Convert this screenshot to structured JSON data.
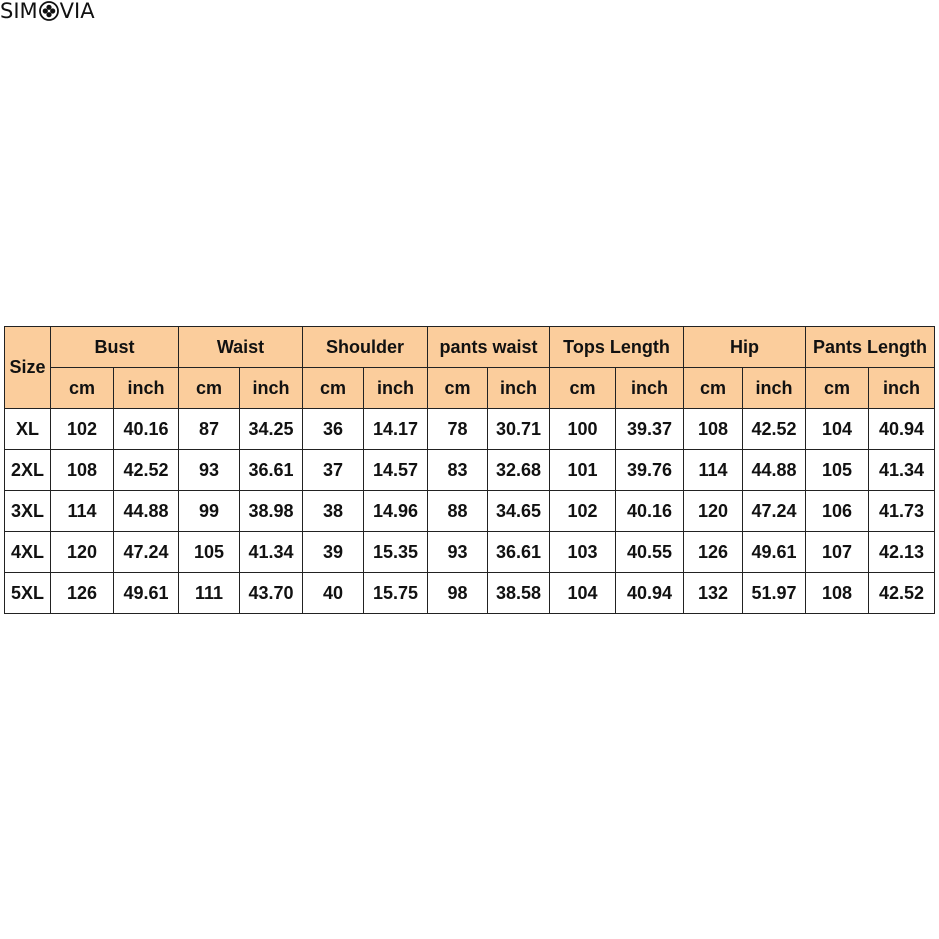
{
  "brand": {
    "logo_text": "SIMOVIA"
  },
  "size_chart": {
    "size_header": "Size",
    "groups": [
      "Bust",
      "Waist",
      "Shoulder",
      "pants waist",
      "Tops Length",
      "Hip",
      "Pants Length"
    ],
    "unit_labels": {
      "cm": "cm",
      "inch": "inch"
    },
    "rows": [
      {
        "size": "XL",
        "values": [
          "102",
          "40.16",
          "87",
          "34.25",
          "36",
          "14.17",
          "78",
          "30.71",
          "100",
          "39.37",
          "108",
          "42.52",
          "104",
          "40.94"
        ]
      },
      {
        "size": "2XL",
        "values": [
          "108",
          "42.52",
          "93",
          "36.61",
          "37",
          "14.57",
          "83",
          "32.68",
          "101",
          "39.76",
          "114",
          "44.88",
          "105",
          "41.34"
        ]
      },
      {
        "size": "3XL",
        "values": [
          "114",
          "44.88",
          "99",
          "38.98",
          "38",
          "14.96",
          "88",
          "34.65",
          "102",
          "40.16",
          "120",
          "47.24",
          "106",
          "41.73"
        ]
      },
      {
        "size": "4XL",
        "values": [
          "120",
          "47.24",
          "105",
          "41.34",
          "39",
          "15.35",
          "93",
          "36.61",
          "103",
          "40.55",
          "126",
          "49.61",
          "107",
          "42.13"
        ]
      },
      {
        "size": "5XL",
        "values": [
          "126",
          "49.61",
          "111",
          "43.70",
          "40",
          "15.75",
          "98",
          "38.58",
          "104",
          "40.94",
          "132",
          "51.97",
          "108",
          "42.52"
        ]
      }
    ]
  },
  "colors": {
    "header_bg": "#fbcd9c",
    "border": "#222222"
  }
}
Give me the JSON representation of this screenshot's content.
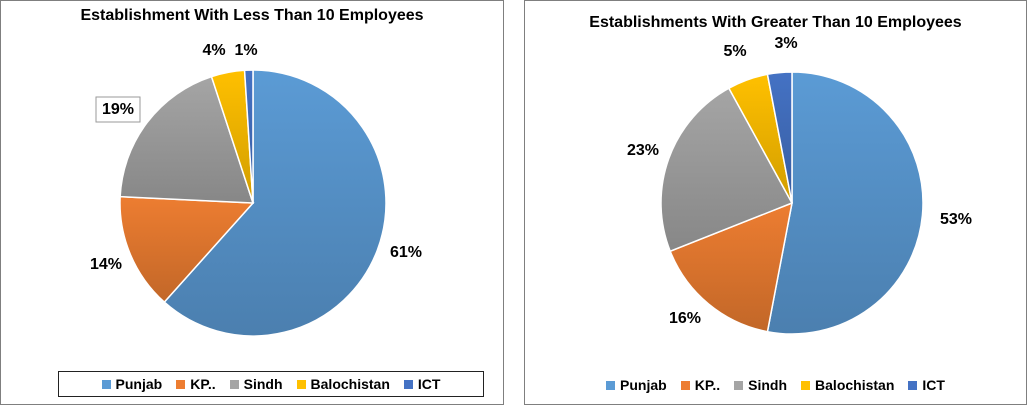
{
  "colors": {
    "Punjab": "#5b9bd5",
    "KP..": "#ed7d31",
    "Sindh": "#a5a5a5",
    "Balochistan": "#ffc000",
    "ICT": "#4472c4"
  },
  "chart_data": [
    {
      "type": "pie",
      "title": "Establishment With Less Than 10 Employees",
      "categories": [
        "Punjab",
        "KP..",
        "Sindh",
        "Balochistan",
        "ICT"
      ],
      "values": [
        61,
        14,
        19,
        4,
        1
      ],
      "labels": [
        "61%",
        "14%",
        "19%",
        "4%",
        "1%"
      ],
      "legend": "bottom"
    },
    {
      "type": "pie",
      "title": "Establishments With Greater Than 10 Employees",
      "categories": [
        "Punjab",
        "KP..",
        "Sindh",
        "Balochistan",
        "ICT"
      ],
      "values": [
        53,
        16,
        23,
        5,
        3
      ],
      "labels": [
        "53%",
        "16%",
        "23%",
        "5%",
        "3%"
      ],
      "legend": "bottom"
    }
  ]
}
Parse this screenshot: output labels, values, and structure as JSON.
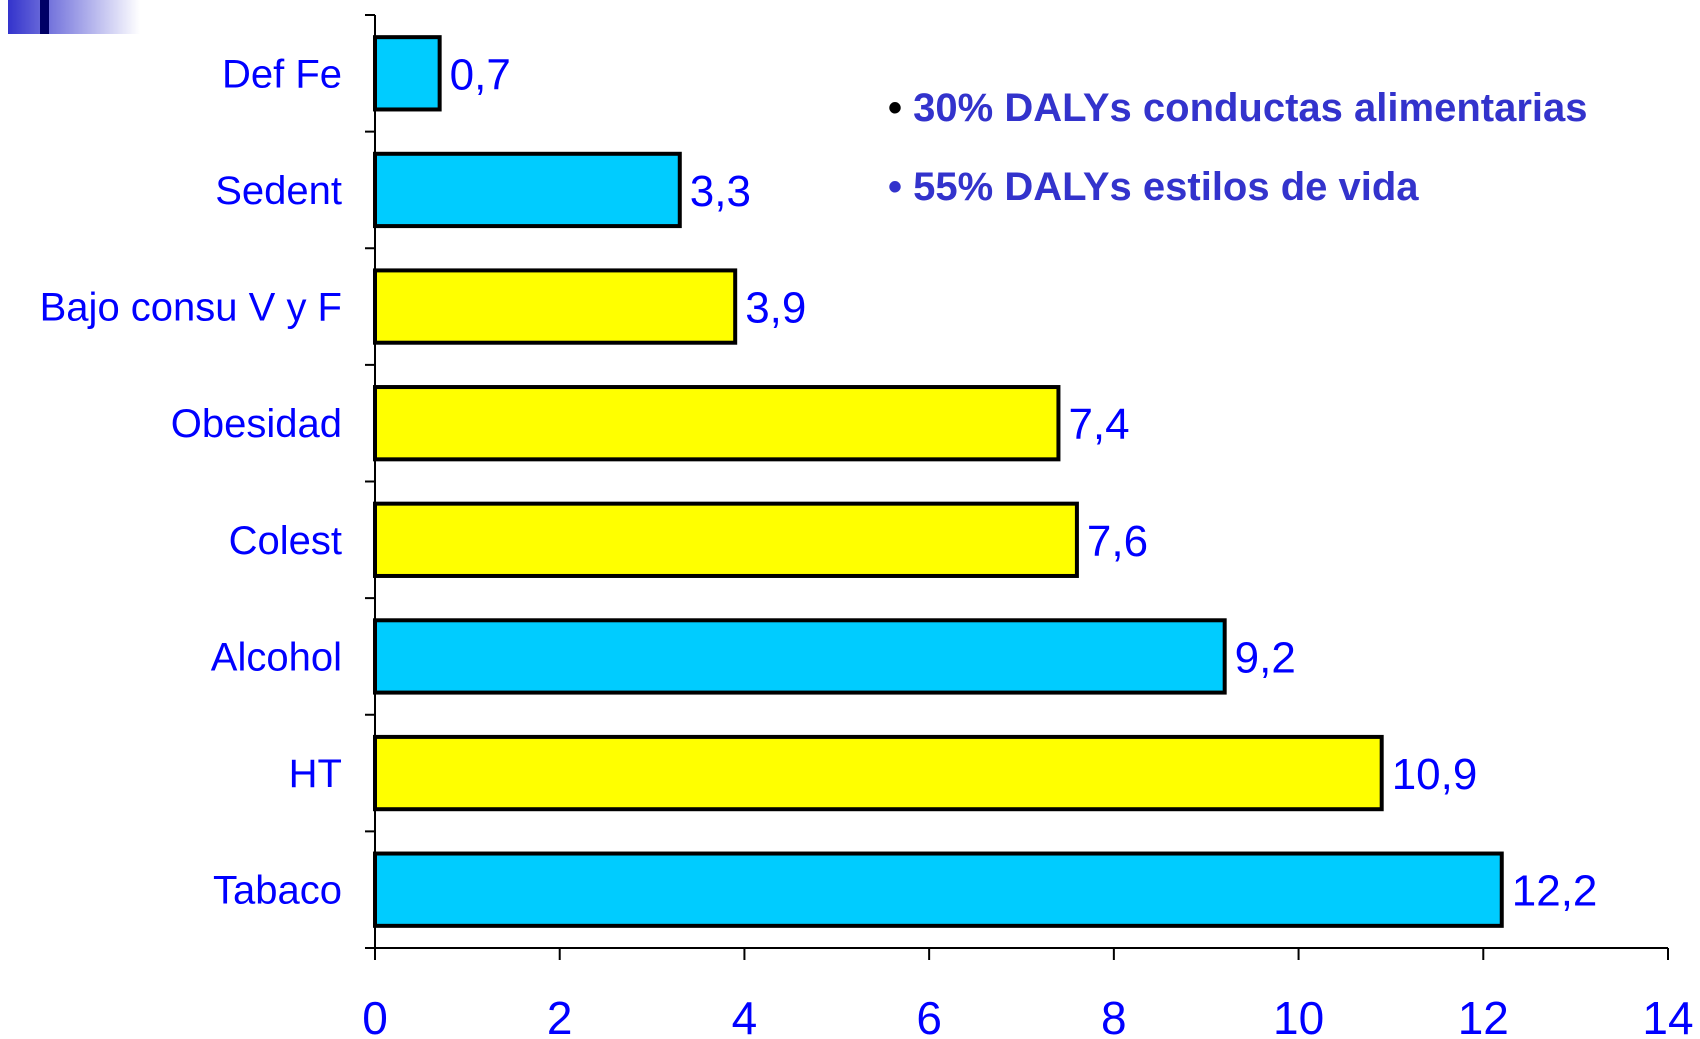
{
  "chart_data": {
    "type": "bar",
    "orientation": "horizontal",
    "categories": [
      "Def Fe",
      "Sedent",
      "Bajo consu V y F",
      "Obesidad",
      "Colest",
      "Alcohol",
      "HT",
      "Tabaco"
    ],
    "values": [
      0.7,
      3.3,
      3.9,
      7.4,
      7.6,
      9.2,
      10.9,
      12.2
    ],
    "value_labels": [
      "0,7",
      "3,3",
      "3,9",
      "7,4",
      "7,6",
      "9,2",
      "10,9",
      "12,2"
    ],
    "bar_colors": [
      "#00ccff",
      "#00ccff",
      "#ffff00",
      "#ffff00",
      "#ffff00",
      "#00ccff",
      "#ffff00",
      "#00ccff"
    ],
    "xlim": [
      0,
      14
    ],
    "x_ticks": [
      0,
      2,
      4,
      6,
      8,
      10,
      12,
      14
    ],
    "title": "",
    "xlabel": "",
    "ylabel": "",
    "grid": false,
    "legend": "none"
  },
  "annotations": {
    "note_1": {
      "bullet": "•",
      "text": "30% DALYs conductas alimentarias"
    },
    "note_2": {
      "bullet": "•",
      "text": "55% DALYs estilos de vida"
    }
  },
  "colors": {
    "label_text": "#0000ff",
    "note_text": "#3333cc",
    "bar_outline": "#000000",
    "decoration": "#3333cc"
  }
}
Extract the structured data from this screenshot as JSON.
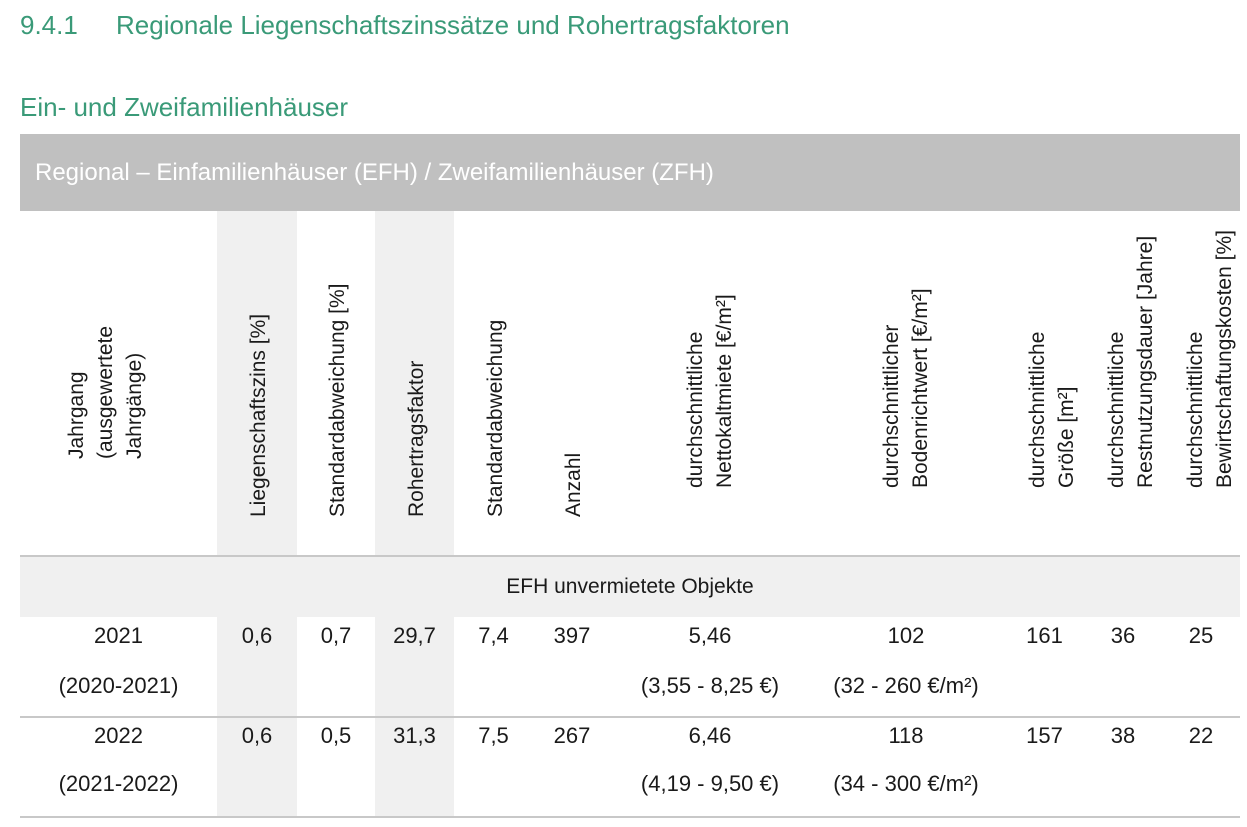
{
  "heading": {
    "number": "9.4.1",
    "title": "Regionale Liegenschaftszinssätze und Rohertragsfaktoren"
  },
  "subheading": "Ein- und Zweifamilienhäuser",
  "table": {
    "banner": "Regional – Einfamilienhäuser (EFH) / Zweifamilienhäuser (ZFH)",
    "columns": [
      "Jahrgang\n(ausgewertete\nJahrgänge)",
      "Liegenschaftszins [%]",
      "Standardabweichung [%]",
      "Rohertragsfaktor",
      "Standardabweichung",
      "Anzahl",
      "durchschnittliche\nNettokaltmiete [€/m²]",
      "durchschnittlicher\nBodenrichtwert [€/m²]",
      "durchschnittliche\nGröße [m²]",
      "durchschnittliche\nRestnutzungsdauer [Jahre]",
      "durchschnittliche\nBewirtschaftungskosten [%]"
    ],
    "section_label": "EFH unvermietete Objekte",
    "rows": [
      {
        "jahrgang": "2021",
        "range": "(2020-2021)",
        "zins": "0,6",
        "zins_sd": "0,7",
        "faktor": "29,7",
        "faktor_sd": "7,4",
        "anzahl": "397",
        "miete": "5,46",
        "miete_range": "(3,55 - 8,25 €)",
        "boden": "102",
        "boden_range": "(32 - 260 €/m²)",
        "groesse": "161",
        "rnd": "36",
        "bwk": "25"
      },
      {
        "jahrgang": "2022",
        "range": "(2021-2022)",
        "zins": "0,6",
        "zins_sd": "0,5",
        "faktor": "31,3",
        "faktor_sd": "7,5",
        "anzahl": "267",
        "miete": "6,46",
        "miete_range": "(4,19 - 9,50 €)",
        "boden": "118",
        "boden_range": "(34 - 300 €/m²)",
        "groesse": "157",
        "rnd": "38",
        "bwk": "22"
      }
    ]
  }
}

::::

## Work to complete
Copy every record above exactly, leaving out any pictures.

## Complete output
Convert this screenshot to structured JSON data.
{
  "brand": {
    "logo_text": "SIMOVIA"
  },
  "size_chart": {
    "size_header": "Size",
    "groups": [
      "Bust",
      "Waist",
      "Shoulder",
      "pants waist",
      "Tops Length",
      "Hip",
      "Pants Length"
    ],
    "unit_labels": {
      "cm": "cm",
      "inch": "inch"
    },
    "rows": [
      {
        "size": "XL",
        "values": [
          "102",
          "40.16",
          "87",
          "34.25",
          "36",
          "14.17",
          "78",
          "30.71",
          "100",
          "39.37",
          "108",
          "42.52",
          "104",
          "40.94"
        ]
      },
      {
        "size": "2XL",
        "values": [
          "108",
          "42.52",
          "93",
          "36.61",
          "37",
          "14.57",
          "83",
          "32.68",
          "101",
          "39.76",
          "114",
          "44.88",
          "105",
          "41.34"
        ]
      },
      {
        "size": "3XL",
        "values": [
          "114",
          "44.88",
          "99",
          "38.98",
          "38",
          "14.96",
          "88",
          "34.65",
          "102",
          "40.16",
          "120",
          "47.24",
          "106",
          "41.73"
        ]
      },
      {
        "size": "4XL",
        "values": [
          "120",
          "47.24",
          "105",
          "41.34",
          "39",
          "15.35",
          "93",
          "36.61",
          "103",
          "40.55",
          "126",
          "49.61",
          "107",
          "42.13"
        ]
      },
      {
        "size": "5XL",
        "values": [
          "126",
          "49.61",
          "111",
          "43.70",
          "40",
          "15.75",
          "98",
          "38.58",
          "104",
          "40.94",
          "132",
          "51.97",
          "108",
          "42.52"
        ]
      }
    ]
  },
  "colors": {
    "header_bg": "#fbcd9c",
    "border": "#222222"
  }
}
Give me the JSON representation of this screenshot's content.
{
  "colors": {
    "Punjab": "#5b9bd5",
    "KP..": "#ed7d31",
    "Sindh": "#a5a5a5",
    "Balochistan": "#ffc000",
    "ICT": "#4472c4"
  },
  "chart_data": [
    {
      "type": "pie",
      "title": "Establishment With Less Than 10 Employees",
      "categories": [
        "Punjab",
        "KP..",
        "Sindh",
        "Balochistan",
        "ICT"
      ],
      "values": [
        61,
        14,
        19,
        4,
        1
      ],
      "labels": [
        "61%",
        "14%",
        "19%",
        "4%",
        "1%"
      ],
      "legend": "bottom"
    },
    {
      "type": "pie",
      "title": "Establishments With Greater Than 10 Employees",
      "categories": [
        "Punjab",
        "KP..",
        "Sindh",
        "Balochistan",
        "ICT"
      ],
      "values": [
        53,
        16,
        23,
        5,
        3
      ],
      "labels": [
        "53%",
        "16%",
        "23%",
        "5%",
        "3%"
      ],
      "legend": "bottom"
    }
  ]
}
Parse this screenshot: output labels, values, and structure as JSON.
{
  "chart_data": {
    "type": "bar",
    "orientation": "horizontal",
    "categories": [
      "Def Fe",
      "Sedent",
      "Bajo consu V y F",
      "Obesidad",
      "Colest",
      "Alcohol",
      "HT",
      "Tabaco"
    ],
    "values": [
      0.7,
      3.3,
      3.9,
      7.4,
      7.6,
      9.2,
      10.9,
      12.2
    ],
    "value_labels": [
      "0,7",
      "3,3",
      "3,9",
      "7,4",
      "7,6",
      "9,2",
      "10,9",
      "12,2"
    ],
    "bar_colors": [
      "#00ccff",
      "#00ccff",
      "#ffff00",
      "#ffff00",
      "#ffff00",
      "#00ccff",
      "#ffff00",
      "#00ccff"
    ],
    "xlim": [
      0,
      14
    ],
    "x_ticks": [
      0,
      2,
      4,
      6,
      8,
      10,
      12,
      14
    ],
    "title": "",
    "xlabel": "",
    "ylabel": "",
    "grid": false,
    "legend": "none"
  },
  "annotations": {
    "note_1": {
      "bullet": "•",
      "text": "30% DALYs conductas alimentarias"
    },
    "note_2": {
      "bullet": "•",
      "text": "55% DALYs estilos de vida"
    }
  },
  "colors": {
    "label_text": "#0000ff",
    "note_text": "#3333cc",
    "bar_outline": "#000000",
    "decoration": "#3333cc"
  }
}
Extract the structured data from this screenshot as JSON.
{
  "heading": {
    "number": "9.4.1",
    "title": "Regionale Liegenschaftszinssätze und Rohertragsfaktoren"
  },
  "subheading": "Ein- und Zweifamilienhäuser",
  "table": {
    "banner": "Regional – Einfamilienhäuser (EFH) / Zweifamilienhäuser (ZFH)",
    "columns": [
      "Jahrgang\n(ausgewertete\nJahrgänge)",
      "Liegenschaftszins [%]",
      "Standardabweichung [%]",
      "Rohertragsfaktor",
      "Standardabweichung",
      "Anzahl",
      "durchschnittliche\nNettokaltmiete [€/m²]",
      "durchschnittlicher\nBodenrichtwert [€/m²]",
      "durchschnittliche\nGröße [m²]",
      "durchschnittliche\nRestnutzungsdauer [Jahre]",
      "durchschnittliche\nBewirtschaftungskosten [%]"
    ],
    "section_label": "EFH unvermietete Objekte",
    "rows": [
      {
        "jahrgang": "2021",
        "range": "(2020-2021)",
        "zins": "0,6",
        "zins_sd": "0,7",
        "faktor": "29,7",
        "faktor_sd": "7,4",
        "anzahl": "397",
        "miete": "5,46",
        "miete_range": "(3,55 - 8,25 €)",
        "boden": "102",
        "boden_range": "(32 - 260 €/m²)",
        "groesse": "161",
        "rnd": "36",
        "bwk": "25"
      },
      {
        "jahrgang": "2022",
        "range": "(2021-2022)",
        "zins": "0,6",
        "zins_sd": "0,5",
        "faktor": "31,3",
        "faktor_sd": "7,5",
        "anzahl": "267",
        "miete": "6,46",
        "miete_range": "(4,19 - 9,50 €)",
        "boden": "118",
        "boden_range": "(34 - 300 €/m²)",
        "groesse": "157",
        "rnd": "38",
        "bwk": "22"
      }
    ]
  }
}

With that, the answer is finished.